#### Dataset

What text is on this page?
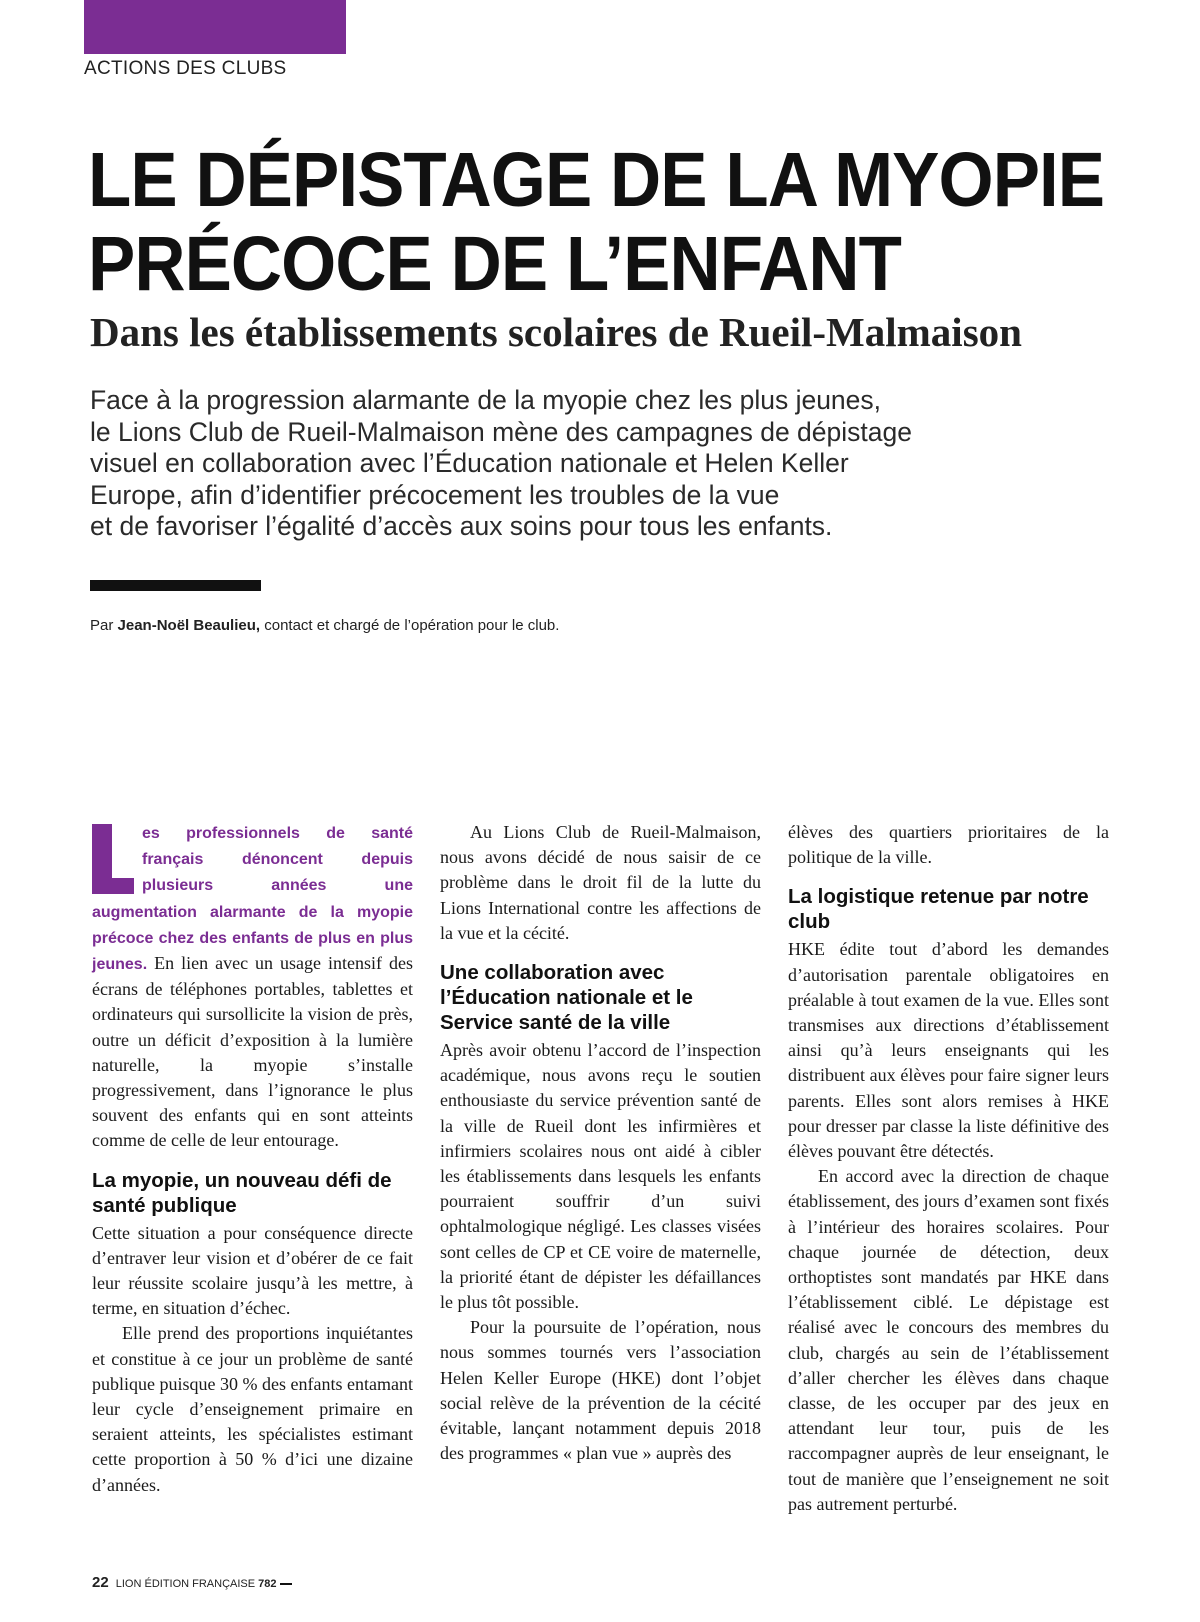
ACTIONS DES CLUBS
LE DÉPISTAGE DE LA MYOPIE
PRÉCOCE DE L’ENFANT
Dans les établissements scolaires de Rueil-Malmaison
Face à la progression alarmante de la myopie chez les plus jeunes,
le Lions Club de Rueil-Malmaison mène des campagnes de dépistage
visuel en collaboration avec l’Éducation nationale et Helen Keller
Europe, afin d’identifier précocement les troubles de la vue
et de favoriser l’égalité d’accès aux soins pour tous les enfants.
Par Jean-Noël Beaulieu, contact et chargé de l’opération pour le club.

es professionnels de santé français dénoncent depuis plusieurs années une augmentation alarmante de la myopie précoce chez des enfants de plus en plus jeunes. En lien avec un usage intensif des écrans de téléphones portables, tablettes et ordinateurs qui sursollicite la vision de près, outre un déficit d’exposition à la lumière naturelle, la myopie s’installe progressivement, dans l’ignorance le plus souvent des enfants qui en sont atteints comme de celle de leur entourage.

La myopie, un nouveau défi de santé publique

Cette situation a pour conséquence directe d’entraver leur vision et d’obérer de ce fait leur réussite scolaire jusqu’à les mettre, à terme, en situation d’échec.

Elle prend des proportions inquiétantes et constitue à ce jour un problème de santé publique puisque 30 % des enfants entamant leur cycle d’enseignement primaire en seraient atteints, les spécialistes estimant cette proportion à 50 % d’ici une dizaine d’années.

Au Lions Club de Rueil-Malmaison, nous avons décidé de nous saisir de ce problème dans le droit fil de la lutte du Lions International contre les affections de la vue et la cécité.

Une collaboration avec l’Éducation nationale et le Service santé de la ville

Après avoir obtenu l’accord de l’inspection académique, nous avons reçu le soutien enthousiaste du service prévention santé de la ville de Rueil dont les infirmières et infirmiers scolaires nous ont aidé à cibler les établissements dans lesquels les enfants pourraient souffrir d’un suivi ophtalmologique négligé. Les classes visées sont celles de CP et CE voire de maternelle, la priorité étant de dépister les défaillances le plus tôt possible.

Pour la poursuite de l’opération, nous nous sommes tournés vers l’association Helen Keller Europe (HKE) dont l’objet social relève de la prévention de la cécité évitable, lançant notamment depuis 2018 des programmes « plan vue » auprès des

élèves des quartiers prioritaires de la politique de la ville.

La logistique retenue par notre club

HKE édite tout d’abord les demandes d’autorisation parentale obligatoires en préalable à tout examen de la vue. Elles sont transmises aux directions d’établissement ainsi qu’à leurs enseignants qui les distribuent aux élèves pour faire signer leurs parents. Elles sont alors remises à HKE pour dresser par classe la liste définitive des élèves pouvant être détectés.

En accord avec la direction de chaque établissement, des jours d’examen sont fixés à l’intérieur des horaires scolaires. Pour chaque journée de détection, deux orthoptistes sont mandatés par HKE dans l’établissement ciblé. Le dépistage est réalisé avec le concours des membres du club, chargés au sein de l’établissement d’aller chercher les élèves dans chaque classe, de les occuper par des jeux en attendant leur tour, puis de les raccompagner auprès de leur enseignant, le tout de manière que l’enseignement ne soit pas autrement perturbé.

22 LION ÉDITION FRANÇAISE 782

########

Exercise: The lines to collect are those holding the string "publique"; copy them all.

Result for this task:
La myopie, un nouveau défi de santé publique
Elle prend des proportions inquiétantes et constitue à ce jour un problème de santé publique puisque 30 % des enfants entamant leur cycle d’enseignement primaire en seraient atteints, les spécialistes estimant cette proportion à 50 % d’ici une dizaine d’années.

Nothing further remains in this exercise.